_Trecho_
-- -- --
Macron está empregando uma organização indissociável das duas ameaças que ele próprio diz que a França tem que enfrentar: a influência teocrática estrangeira maligna e o crescimento do ultraconservadorismo islâmico na França. Artigo de Martha Lee para a National Review, traduzido para a Gazeta:
No
dia 2 de outubro, o presidente francês Emmanuel Macron anunciou medidas
para conter o que ele chama de “separatismo islâmico”. De acordo com
Macron, “o problema é essa ideologia que afirma que suas leis são
superiores às da República”. Exatamente duas semanas mais tarde, um
muçulmano checheno decapitou um professor que tinha mostrado aos alunos
cartuns da revista satírica Charlie Hebdo que riam de Maomé. O Poder
Executivo agora tem apoio para uma ação agressiva contra o islamismo. O
ministro do Interior da França, Gérald Darmanin, declarou que a França
agora está “em guerra”.
Apesar
dessa retórica, e apesar de muitos admirarem a postura mais agressiva,
as novas medidas de Macron envolvem delegar uma “responsabilidade
imensa” a uma instituição associada ao islamismo. Mais uma vez, um
governo ocidental se equivoca quanto à periculosidade do islamismo.
À
primeira vista, o anúncio de Macron parece expressar uma posição
inédita de um governo ocidental contra a ameaça da radicalização
islâmica. Em seu pronunciamento da comuna de Les Mureaux, Macron
descreveu o separatismo islâmico como um projeto “religioso e político”
-- -- --
_As tarefas_
**1)** Copie sem nenhuma alteração as linhas das entradas, da primeira até a linha que contém "data-label: 322,242 [169, 455, 228, 470]", incluindo as duas.
**2)** Dê continuidade ao texto sobre as medidas de Macron contra o separatismo islâmico a partir da última frase mostrada.
-- -- --
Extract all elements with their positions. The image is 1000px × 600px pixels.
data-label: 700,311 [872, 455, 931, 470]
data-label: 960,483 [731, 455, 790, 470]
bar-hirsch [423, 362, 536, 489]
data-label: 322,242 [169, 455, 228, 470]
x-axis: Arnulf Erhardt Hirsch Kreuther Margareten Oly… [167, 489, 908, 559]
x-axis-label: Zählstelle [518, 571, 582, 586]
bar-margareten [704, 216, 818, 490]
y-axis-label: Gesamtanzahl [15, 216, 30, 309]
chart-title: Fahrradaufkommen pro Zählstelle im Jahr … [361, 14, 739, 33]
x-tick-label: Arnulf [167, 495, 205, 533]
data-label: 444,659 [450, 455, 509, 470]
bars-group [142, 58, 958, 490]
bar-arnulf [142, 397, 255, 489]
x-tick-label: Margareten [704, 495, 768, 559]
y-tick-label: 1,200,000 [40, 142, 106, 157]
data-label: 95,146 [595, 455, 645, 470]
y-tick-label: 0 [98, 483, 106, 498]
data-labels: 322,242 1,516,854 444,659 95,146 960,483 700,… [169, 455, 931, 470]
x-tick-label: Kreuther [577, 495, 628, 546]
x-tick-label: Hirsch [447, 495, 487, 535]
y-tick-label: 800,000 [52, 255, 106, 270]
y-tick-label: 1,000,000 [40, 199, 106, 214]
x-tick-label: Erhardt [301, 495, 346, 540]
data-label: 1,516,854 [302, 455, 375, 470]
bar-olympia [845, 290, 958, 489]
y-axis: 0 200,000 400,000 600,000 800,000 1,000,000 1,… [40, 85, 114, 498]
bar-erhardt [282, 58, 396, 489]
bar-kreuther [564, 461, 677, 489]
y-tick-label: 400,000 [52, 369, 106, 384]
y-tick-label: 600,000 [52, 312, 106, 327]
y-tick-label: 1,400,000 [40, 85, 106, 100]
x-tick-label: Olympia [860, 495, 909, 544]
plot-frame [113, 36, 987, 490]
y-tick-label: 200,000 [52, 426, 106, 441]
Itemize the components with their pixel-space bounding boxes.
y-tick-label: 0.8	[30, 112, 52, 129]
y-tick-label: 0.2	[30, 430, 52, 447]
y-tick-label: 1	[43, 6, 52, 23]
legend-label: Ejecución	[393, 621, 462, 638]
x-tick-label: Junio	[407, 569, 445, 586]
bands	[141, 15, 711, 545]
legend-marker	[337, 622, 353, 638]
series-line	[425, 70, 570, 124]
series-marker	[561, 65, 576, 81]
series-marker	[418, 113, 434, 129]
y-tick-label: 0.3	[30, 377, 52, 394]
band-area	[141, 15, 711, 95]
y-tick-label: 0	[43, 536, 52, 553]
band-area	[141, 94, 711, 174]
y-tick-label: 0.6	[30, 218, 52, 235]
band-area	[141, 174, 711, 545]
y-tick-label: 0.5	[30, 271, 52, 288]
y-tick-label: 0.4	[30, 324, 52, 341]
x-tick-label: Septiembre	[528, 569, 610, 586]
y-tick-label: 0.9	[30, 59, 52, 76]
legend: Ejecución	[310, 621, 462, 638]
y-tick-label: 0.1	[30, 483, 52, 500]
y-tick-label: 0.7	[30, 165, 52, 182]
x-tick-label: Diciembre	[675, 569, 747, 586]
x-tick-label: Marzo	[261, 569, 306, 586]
-- -- --
_Respostas em ordem_
**1)**
Extract all elements with their positions. The image is 1000px × 600px pixels.
data-label: 700,311 [872, 455, 931, 470]
data-label: 960,483 [731, 455, 790, 470]
bar-hirsch [423, 362, 536, 489]
data-label: 322,242 [169, 455, 228, 470]

**2)**
que defende “transgressões” dos valores republicanos. Ele disse que o
separatismo islâmico geralmente resulta na formação de uma
“contrassociedade” na qual crianças são tiradas das escolas e atividades
culturais são usadas como pretexto para ensinar princípios que “não se
adequam” às leis da República. É uma “doutrinação” que nega os
princípios franceses da “igualdade entre homens e mulheres” e “dignidade
humana”.
A
solução, para Macron, está no controle. Instituições de caridade e
mesquitas, por exemplo, terão de dar publicidade às doações, sobretudo
doações vindas do exterior. Atualmente, a maioria das igrejas e
sinagogas francesas já são administradas por organizações religiosas
registradas, mas 90% das mesquitas do país optaram por serem
classificadas como “organizações culturais”, uma distinção jurídica que
lhes permite revelar pouca coisa aos auditores do governo. Macron
pretende criar novas medidas para pressionar as chamadas organizações
culturais a se registrarem como grupos religiosos.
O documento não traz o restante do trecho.